▸ WHAT YOU ARE ASKED TO DO: Go over the entries below line by line, copying each one that contains the word "frac".

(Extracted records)
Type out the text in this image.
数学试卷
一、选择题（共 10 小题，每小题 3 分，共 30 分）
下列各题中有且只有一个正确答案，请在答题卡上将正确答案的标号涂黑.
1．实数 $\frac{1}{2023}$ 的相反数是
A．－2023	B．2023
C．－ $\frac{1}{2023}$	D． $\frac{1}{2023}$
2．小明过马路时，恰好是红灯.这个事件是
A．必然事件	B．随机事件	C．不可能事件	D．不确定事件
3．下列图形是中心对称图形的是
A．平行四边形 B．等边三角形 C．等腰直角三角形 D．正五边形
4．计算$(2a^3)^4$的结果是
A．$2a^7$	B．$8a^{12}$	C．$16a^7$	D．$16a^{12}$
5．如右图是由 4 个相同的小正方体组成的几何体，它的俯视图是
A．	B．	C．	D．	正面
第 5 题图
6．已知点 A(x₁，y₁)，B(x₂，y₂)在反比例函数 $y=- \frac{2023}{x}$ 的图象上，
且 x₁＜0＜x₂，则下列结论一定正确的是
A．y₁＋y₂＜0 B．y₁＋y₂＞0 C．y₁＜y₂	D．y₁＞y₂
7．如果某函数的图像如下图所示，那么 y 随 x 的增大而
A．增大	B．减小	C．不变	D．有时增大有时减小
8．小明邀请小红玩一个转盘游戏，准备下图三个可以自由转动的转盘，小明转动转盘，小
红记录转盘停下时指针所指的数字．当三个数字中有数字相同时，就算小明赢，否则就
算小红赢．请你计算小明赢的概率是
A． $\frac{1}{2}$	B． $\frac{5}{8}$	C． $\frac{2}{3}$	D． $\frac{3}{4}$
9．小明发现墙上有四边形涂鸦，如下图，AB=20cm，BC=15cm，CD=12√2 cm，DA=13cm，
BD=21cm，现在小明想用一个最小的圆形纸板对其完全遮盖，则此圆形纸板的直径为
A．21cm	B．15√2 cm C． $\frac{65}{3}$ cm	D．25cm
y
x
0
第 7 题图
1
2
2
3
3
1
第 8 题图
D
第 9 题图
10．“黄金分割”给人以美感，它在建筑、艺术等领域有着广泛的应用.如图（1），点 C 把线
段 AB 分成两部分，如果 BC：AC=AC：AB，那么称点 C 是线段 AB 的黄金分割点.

▸ CORRECT RESPONSE:
1．实数 $\frac{1}{2023}$ 的相反数是
C．－ $\frac{1}{2023}$	D． $\frac{1}{2023}$
6．已知点 A(x₁，y₁)，B(x₂，y₂)在反比例函数 $y=- \frac{2023}{x}$ 的图象上，
A． $\frac{1}{2}$	B． $\frac{5}{8}$	C． $\frac{2}{3}$	D． $\frac{3}{4}$
A．21cm	B．15√2 cm C． $\frac{65}{3}$ cm	D．25cm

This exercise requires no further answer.